Exercise data.
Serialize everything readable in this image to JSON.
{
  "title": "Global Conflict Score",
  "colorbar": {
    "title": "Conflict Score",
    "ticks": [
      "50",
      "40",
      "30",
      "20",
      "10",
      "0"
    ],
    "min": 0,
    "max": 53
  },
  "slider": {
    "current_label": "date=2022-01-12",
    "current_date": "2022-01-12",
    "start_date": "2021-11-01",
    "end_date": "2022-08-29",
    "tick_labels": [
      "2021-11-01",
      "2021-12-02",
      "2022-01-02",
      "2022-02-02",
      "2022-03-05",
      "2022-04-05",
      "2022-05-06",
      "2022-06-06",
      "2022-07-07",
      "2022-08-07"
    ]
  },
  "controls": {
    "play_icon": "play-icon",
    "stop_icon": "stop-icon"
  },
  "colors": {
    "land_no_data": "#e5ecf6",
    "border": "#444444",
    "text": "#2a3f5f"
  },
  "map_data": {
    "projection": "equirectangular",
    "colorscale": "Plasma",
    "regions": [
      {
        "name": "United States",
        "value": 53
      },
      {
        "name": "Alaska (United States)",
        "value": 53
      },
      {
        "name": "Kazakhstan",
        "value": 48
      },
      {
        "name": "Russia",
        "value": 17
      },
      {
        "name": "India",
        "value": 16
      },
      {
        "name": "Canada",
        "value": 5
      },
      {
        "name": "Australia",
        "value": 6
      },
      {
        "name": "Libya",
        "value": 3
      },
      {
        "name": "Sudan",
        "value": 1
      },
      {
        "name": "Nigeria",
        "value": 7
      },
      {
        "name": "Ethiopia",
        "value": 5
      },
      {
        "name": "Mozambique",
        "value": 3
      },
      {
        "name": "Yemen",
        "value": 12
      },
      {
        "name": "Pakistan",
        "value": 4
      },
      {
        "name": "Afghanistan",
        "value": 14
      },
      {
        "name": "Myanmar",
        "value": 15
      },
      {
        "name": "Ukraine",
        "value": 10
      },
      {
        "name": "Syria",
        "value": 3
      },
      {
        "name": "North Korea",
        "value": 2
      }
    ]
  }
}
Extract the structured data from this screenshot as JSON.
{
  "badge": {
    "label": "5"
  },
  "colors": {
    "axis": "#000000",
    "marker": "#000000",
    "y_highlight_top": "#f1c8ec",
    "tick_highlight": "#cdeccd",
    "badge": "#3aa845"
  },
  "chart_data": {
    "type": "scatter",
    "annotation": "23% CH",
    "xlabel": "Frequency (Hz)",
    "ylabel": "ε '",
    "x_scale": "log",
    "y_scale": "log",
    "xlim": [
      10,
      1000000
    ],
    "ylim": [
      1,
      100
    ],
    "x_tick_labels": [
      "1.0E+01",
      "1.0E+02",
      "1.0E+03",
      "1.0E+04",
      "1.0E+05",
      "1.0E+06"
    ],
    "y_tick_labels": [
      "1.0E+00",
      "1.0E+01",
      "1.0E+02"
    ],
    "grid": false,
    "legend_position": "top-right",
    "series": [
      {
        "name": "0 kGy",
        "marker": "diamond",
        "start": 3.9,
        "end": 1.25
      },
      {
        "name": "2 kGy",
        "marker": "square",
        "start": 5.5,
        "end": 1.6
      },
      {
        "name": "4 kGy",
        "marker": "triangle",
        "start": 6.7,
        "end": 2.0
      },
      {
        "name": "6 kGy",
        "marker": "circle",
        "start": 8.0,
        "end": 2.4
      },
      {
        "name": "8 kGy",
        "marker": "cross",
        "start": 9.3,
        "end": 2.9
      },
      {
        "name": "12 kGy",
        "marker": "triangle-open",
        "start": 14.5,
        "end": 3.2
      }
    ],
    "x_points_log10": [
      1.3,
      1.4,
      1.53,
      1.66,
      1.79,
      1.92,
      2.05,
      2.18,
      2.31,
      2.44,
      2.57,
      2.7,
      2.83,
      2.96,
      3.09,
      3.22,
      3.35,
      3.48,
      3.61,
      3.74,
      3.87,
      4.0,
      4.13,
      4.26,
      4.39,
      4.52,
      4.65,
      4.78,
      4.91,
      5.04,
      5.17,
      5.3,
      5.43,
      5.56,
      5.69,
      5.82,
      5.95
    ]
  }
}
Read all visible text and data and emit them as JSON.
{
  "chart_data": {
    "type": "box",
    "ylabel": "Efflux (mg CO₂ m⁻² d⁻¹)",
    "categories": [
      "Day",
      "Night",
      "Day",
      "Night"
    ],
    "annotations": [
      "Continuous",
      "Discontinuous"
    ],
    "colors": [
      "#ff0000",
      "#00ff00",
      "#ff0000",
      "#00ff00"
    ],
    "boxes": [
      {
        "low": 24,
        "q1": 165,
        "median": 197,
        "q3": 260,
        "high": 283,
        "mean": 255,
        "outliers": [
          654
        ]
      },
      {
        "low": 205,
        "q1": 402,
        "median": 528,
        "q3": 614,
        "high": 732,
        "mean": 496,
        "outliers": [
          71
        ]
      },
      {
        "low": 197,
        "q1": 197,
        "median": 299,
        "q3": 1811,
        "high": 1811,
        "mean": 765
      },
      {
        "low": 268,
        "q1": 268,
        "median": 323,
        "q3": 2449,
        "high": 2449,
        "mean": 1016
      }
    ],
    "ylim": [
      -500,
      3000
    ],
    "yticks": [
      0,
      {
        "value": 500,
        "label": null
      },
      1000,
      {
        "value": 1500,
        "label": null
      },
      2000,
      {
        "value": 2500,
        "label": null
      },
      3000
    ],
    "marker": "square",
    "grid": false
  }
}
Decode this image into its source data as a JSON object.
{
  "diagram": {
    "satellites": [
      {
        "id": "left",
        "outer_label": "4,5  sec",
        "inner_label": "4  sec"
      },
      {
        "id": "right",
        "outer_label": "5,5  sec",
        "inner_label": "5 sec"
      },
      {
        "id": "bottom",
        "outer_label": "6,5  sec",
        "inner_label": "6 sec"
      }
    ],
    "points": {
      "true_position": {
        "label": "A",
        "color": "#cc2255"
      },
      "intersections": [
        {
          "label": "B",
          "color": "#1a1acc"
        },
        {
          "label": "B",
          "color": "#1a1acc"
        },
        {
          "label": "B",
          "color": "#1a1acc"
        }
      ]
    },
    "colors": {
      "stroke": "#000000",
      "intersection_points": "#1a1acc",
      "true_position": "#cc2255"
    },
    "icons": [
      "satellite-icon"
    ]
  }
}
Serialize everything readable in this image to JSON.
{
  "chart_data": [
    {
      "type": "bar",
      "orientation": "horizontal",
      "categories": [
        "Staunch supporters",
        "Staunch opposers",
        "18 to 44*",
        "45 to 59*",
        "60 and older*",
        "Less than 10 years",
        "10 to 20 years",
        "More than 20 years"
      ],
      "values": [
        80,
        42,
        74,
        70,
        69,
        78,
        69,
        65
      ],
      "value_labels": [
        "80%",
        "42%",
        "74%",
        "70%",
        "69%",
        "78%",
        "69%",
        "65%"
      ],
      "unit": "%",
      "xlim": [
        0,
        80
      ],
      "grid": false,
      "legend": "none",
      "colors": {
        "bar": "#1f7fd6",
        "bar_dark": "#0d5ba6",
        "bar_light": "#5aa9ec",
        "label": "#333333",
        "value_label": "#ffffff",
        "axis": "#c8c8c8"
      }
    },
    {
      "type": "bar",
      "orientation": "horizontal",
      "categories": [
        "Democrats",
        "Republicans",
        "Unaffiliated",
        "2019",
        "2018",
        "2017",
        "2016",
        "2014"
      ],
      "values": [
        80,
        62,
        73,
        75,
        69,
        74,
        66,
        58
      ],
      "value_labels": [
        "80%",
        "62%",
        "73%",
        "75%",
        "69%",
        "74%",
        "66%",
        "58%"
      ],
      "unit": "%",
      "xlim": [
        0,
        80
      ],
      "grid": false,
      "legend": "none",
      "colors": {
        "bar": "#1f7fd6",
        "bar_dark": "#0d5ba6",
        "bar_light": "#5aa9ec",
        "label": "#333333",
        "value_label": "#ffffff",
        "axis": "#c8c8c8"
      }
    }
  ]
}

Short problem.
Each line in the data that holds the string "title" should be found and copied.

Output for this task.
  "title": "Global Conflict Score",
    "title": "Conflict Score",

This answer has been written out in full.